■ DIRECTIONS FOR THIS TASK ■
Reproduce the listing below exactly. Pictures do not belong in the copy.

■ LISTED ENTRIES ■
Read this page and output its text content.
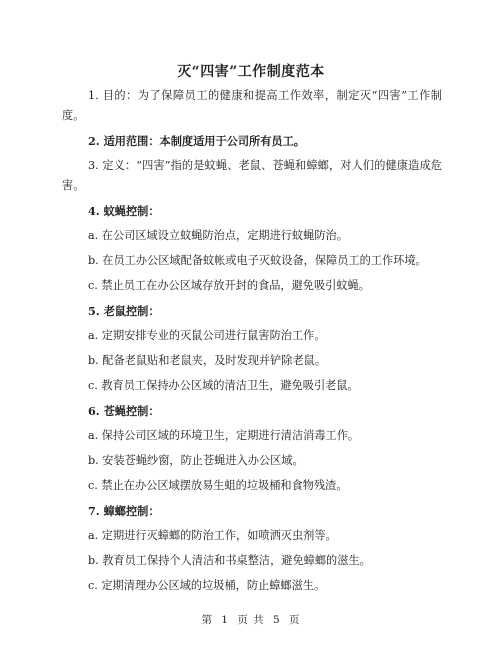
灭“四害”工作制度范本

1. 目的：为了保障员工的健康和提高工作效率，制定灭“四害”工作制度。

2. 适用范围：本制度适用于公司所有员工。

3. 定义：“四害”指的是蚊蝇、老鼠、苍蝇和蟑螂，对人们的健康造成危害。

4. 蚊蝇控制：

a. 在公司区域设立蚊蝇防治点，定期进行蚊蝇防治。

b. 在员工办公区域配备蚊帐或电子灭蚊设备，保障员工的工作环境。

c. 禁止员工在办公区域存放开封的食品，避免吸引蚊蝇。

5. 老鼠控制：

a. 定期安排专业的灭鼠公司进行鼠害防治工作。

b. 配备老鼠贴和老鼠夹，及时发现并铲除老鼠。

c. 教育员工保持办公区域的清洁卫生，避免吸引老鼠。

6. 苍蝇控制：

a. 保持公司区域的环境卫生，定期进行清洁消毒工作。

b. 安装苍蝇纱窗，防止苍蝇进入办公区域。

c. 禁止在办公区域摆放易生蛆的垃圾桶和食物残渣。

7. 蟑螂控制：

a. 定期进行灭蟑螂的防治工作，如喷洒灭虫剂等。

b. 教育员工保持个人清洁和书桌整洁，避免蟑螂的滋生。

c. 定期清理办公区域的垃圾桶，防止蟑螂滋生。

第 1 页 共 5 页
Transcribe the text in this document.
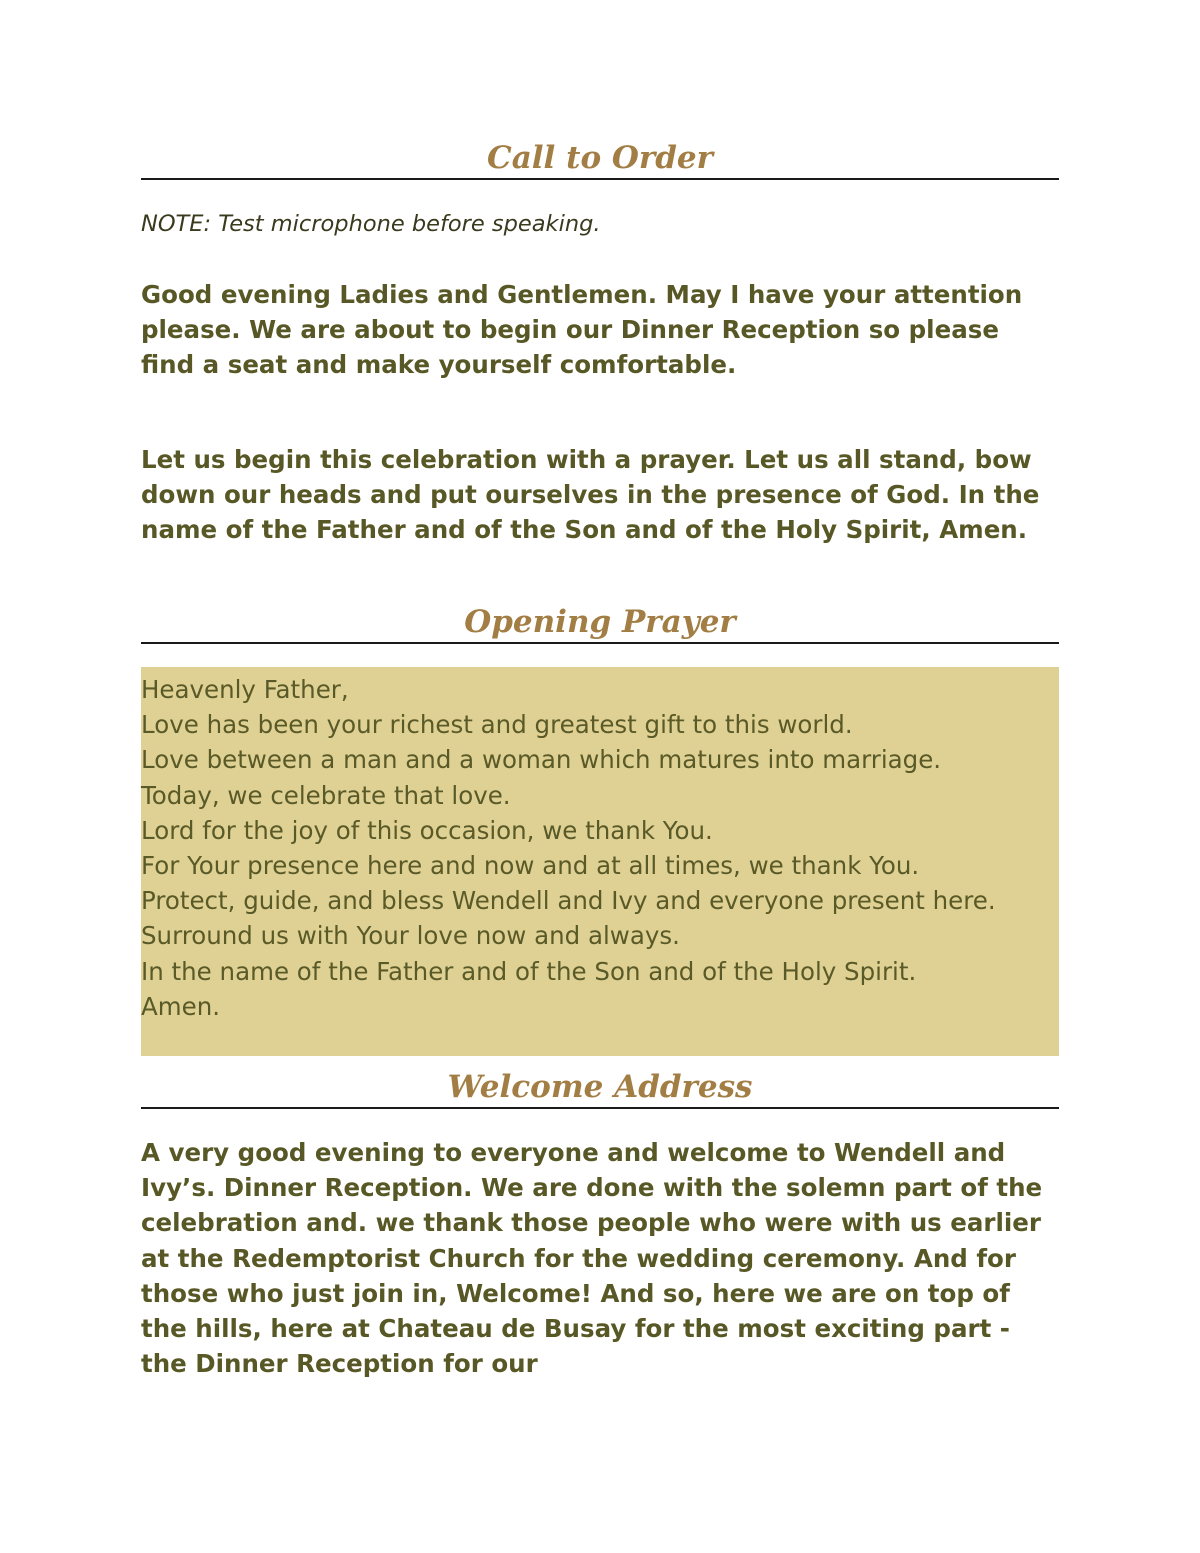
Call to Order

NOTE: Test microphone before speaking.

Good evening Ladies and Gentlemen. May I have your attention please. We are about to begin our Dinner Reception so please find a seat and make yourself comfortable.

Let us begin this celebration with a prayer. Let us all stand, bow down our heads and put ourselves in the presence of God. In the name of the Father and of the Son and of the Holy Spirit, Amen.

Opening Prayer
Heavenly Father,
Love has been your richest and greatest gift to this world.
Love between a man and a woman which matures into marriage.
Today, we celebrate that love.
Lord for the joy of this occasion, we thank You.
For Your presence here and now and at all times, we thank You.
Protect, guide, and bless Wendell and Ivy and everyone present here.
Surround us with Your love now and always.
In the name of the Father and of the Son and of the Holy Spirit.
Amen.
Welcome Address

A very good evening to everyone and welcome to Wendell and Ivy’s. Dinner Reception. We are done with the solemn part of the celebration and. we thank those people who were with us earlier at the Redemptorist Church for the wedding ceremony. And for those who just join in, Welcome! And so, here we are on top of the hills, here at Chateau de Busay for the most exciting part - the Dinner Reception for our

■ CORRECT ANSWER ■
Read this page and output its text content.
灭“四害”工作制度范本

1. 目的：为了保障员工的健康和提高工作效率，制定灭“四害”工作制度。

2. 适用范围：本制度适用于公司所有员工。

3. 定义：“四害”指的是蚊蝇、老鼠、苍蝇和蟑螂，对人们的健康造成危害。

4. 蚊蝇控制：

a. 在公司区域设立蚊蝇防治点，定期进行蚊蝇防治。

b. 在员工办公区域配备蚊帐或电子灭蚊设备，保障员工的工作环境。

c. 禁止员工在办公区域存放开封的食品，避免吸引蚊蝇。

5. 老鼠控制：

a. 定期安排专业的灭鼠公司进行鼠害防治工作。

b. 配备老鼠贴和老鼠夹，及时发现并铲除老鼠。

c. 教育员工保持办公区域的清洁卫生，避免吸引老鼠。

6. 苍蝇控制：

a. 保持公司区域的环境卫生，定期进行清洁消毒工作。

b. 安装苍蝇纱窗，防止苍蝇进入办公区域。

c. 禁止在办公区域摆放易生蛆的垃圾桶和食物残渣。

7. 蟑螂控制：

a. 定期进行灭蟑螂的防治工作，如喷洒灭虫剂等。

b. 教育员工保持个人清洁和书桌整洁，避免蟑螂的滋生。

c. 定期清理办公区域的垃圾桶，防止蟑螂滋生。

第 1 页 共 5 页
Transcribe the text in this document.
Call to Order

NOTE: Test microphone before speaking.

Good evening Ladies and Gentlemen. May I have your attention please. We are about to begin our Dinner Reception so please find a seat and make yourself comfortable.

Let us begin this celebration with a prayer. Let us all stand, bow down our heads and put ourselves in the presence of God. In the name of the Father and of the Son and of the Holy Spirit, Amen.

Opening Prayer
Heavenly Father,
Love has been your richest and greatest gift to this world.
Love between a man and a woman which matures into marriage.
Today, we celebrate that love.
Lord for the joy of this occasion, we thank You.
For Your presence here and now and at all times, we thank You.
Protect, guide, and bless Wendell and Ivy and everyone present here.
Surround us with Your love now and always.
In the name of the Father and of the Son and of the Holy Spirit.
Amen.
Welcome Address

A very good evening to everyone and welcome to Wendell and Ivy’s. Dinner Reception. We are done with the solemn part of the celebration and. we thank those people who were with us earlier at the Redemptorist Church for the wedding ceremony. And for those who just join in, Welcome! And so, here we are on top of the hills, here at Chateau de Busay for the most exciting part - the Dinner Reception for our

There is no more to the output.